> _WHAT TO WORK ON_:
Copy every line from the records below that holds the word "области".

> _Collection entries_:

------------------------------------

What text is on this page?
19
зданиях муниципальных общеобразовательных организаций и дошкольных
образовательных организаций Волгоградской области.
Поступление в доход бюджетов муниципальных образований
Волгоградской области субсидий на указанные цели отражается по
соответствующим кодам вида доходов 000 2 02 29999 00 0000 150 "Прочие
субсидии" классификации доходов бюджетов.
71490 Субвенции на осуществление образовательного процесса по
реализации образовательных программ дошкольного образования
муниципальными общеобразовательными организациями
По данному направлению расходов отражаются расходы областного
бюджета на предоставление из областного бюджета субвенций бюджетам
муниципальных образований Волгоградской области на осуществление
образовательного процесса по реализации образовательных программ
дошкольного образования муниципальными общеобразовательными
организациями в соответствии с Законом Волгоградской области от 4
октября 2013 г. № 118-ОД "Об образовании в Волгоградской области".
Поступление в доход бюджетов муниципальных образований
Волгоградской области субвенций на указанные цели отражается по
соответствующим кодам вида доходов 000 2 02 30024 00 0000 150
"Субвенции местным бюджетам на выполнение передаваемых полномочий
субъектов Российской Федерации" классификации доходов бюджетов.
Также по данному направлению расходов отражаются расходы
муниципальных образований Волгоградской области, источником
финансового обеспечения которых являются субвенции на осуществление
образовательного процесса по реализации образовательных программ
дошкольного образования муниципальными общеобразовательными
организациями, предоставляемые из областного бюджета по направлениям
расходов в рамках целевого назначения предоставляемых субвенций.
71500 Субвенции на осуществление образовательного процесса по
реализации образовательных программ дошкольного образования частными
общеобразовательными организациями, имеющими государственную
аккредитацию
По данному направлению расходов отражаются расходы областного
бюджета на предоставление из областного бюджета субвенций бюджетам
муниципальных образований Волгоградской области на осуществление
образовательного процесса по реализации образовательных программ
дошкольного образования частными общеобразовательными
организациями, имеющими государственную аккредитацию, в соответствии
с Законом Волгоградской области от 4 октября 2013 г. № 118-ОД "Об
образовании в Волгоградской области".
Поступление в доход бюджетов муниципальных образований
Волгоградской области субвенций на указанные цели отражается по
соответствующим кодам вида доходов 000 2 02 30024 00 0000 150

------------------------------------

> _COMPLETE RESPONSE_:
образовательных организаций Волгоградской области.
Волгоградской области субсидий на указанные цели отражается по
муниципальных образований Волгоградской области на осуществление
организациями в соответствии с Законом Волгоградской области от 4
октября 2013 г. № 118-ОД "Об образовании в Волгоградской области".
Волгоградской области субвенций на указанные цели отражается по
муниципальных образований Волгоградской области, источником
муниципальных образований Волгоградской области на осуществление
с Законом Волгоградской области от 4 октября 2013 г. № 118-ОД "Об
образовании в Волгоградской области".
Волгоградской области субвенций на указанные цели отражается по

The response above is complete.